Rows from a dataset:
────────────────

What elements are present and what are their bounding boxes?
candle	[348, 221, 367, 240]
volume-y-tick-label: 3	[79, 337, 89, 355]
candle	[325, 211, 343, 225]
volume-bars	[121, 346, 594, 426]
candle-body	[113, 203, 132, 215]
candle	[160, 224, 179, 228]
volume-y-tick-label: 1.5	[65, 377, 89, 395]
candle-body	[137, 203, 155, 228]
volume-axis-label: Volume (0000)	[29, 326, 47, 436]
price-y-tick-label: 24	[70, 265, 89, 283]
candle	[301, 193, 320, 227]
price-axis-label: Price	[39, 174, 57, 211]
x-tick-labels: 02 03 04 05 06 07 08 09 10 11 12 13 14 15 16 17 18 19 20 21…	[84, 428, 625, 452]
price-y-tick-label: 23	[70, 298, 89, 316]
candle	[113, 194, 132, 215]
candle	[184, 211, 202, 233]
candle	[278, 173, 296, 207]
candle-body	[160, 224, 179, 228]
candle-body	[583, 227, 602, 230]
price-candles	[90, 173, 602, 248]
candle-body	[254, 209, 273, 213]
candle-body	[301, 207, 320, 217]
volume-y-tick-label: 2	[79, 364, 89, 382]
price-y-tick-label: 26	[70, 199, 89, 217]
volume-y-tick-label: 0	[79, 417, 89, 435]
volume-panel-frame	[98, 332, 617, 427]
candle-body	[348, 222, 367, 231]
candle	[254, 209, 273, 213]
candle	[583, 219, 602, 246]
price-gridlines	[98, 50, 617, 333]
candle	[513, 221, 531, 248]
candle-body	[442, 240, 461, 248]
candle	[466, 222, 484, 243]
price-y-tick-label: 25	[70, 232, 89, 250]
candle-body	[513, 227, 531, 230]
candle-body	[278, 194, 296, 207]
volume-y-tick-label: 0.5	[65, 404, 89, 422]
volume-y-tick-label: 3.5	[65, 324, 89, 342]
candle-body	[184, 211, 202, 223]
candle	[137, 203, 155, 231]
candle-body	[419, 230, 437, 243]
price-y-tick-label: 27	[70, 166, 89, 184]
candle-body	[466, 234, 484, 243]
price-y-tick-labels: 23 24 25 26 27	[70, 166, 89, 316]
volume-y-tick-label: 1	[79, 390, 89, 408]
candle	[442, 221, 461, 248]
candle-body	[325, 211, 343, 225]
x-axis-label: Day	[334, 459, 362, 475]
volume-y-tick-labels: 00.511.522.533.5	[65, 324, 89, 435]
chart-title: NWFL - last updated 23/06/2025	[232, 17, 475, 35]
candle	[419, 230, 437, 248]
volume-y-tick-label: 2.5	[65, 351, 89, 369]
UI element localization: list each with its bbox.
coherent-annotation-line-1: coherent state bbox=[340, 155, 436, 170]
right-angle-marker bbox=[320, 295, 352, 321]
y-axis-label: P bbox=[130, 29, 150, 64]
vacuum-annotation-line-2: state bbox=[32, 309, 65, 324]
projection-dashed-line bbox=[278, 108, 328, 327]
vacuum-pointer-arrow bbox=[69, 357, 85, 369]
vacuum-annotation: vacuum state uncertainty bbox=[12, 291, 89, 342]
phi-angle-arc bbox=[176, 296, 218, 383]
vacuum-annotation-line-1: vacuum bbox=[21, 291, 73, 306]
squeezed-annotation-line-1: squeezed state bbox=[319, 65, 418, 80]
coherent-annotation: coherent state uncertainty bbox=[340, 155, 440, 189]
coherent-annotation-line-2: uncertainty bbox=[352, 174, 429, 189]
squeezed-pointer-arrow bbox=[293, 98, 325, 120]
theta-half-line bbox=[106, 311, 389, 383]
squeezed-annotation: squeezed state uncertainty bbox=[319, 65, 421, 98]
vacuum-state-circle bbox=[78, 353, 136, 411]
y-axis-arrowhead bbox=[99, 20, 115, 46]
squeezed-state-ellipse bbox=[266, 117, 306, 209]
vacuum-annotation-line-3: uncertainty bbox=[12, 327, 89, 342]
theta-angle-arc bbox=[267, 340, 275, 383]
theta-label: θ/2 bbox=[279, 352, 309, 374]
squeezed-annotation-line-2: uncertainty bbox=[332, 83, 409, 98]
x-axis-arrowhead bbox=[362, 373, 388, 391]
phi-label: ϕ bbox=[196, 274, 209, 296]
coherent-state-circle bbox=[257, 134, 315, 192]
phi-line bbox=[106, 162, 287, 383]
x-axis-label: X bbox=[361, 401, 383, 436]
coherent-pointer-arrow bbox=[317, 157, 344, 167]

────────────────

Rewrite the entries from the start through the line containing "219, 602, 246]", changing "candle-body" to "real-body" and leaving everything else as it is.

What elements are present and what are their bounding boxes?
candle	[348, 221, 367, 240]
volume-y-tick-label: 3	[79, 337, 89, 355]
candle	[325, 211, 343, 225]
volume-bars	[121, 346, 594, 426]
real-body	[113, 203, 132, 215]
candle	[160, 224, 179, 228]
volume-y-tick-label: 1.5	[65, 377, 89, 395]
real-body	[137, 203, 155, 228]
volume-axis-label: Volume (0000)	[29, 326, 47, 436]
price-y-tick-label: 24	[70, 265, 89, 283]
candle	[301, 193, 320, 227]
price-axis-label: Price	[39, 174, 57, 211]
x-tick-labels: 02 03 04 05 06 07 08 09 10 11 12 13 14 15 16 17 18 19 20 21…	[84, 428, 625, 452]
price-y-tick-label: 23	[70, 298, 89, 316]
candle	[113, 194, 132, 215]
candle	[184, 211, 202, 233]
candle	[278, 173, 296, 207]
real-body	[160, 224, 179, 228]
real-body	[583, 227, 602, 230]
price-candles	[90, 173, 602, 248]
real-body	[254, 209, 273, 213]
real-body	[301, 207, 320, 217]
volume-y-tick-label: 2	[79, 364, 89, 382]
price-y-tick-label: 26	[70, 199, 89, 217]
volume-y-tick-label: 0	[79, 417, 89, 435]
volume-panel-frame	[98, 332, 617, 427]
real-body	[348, 222, 367, 231]
candle	[254, 209, 273, 213]
candle	[583, 219, 602, 246]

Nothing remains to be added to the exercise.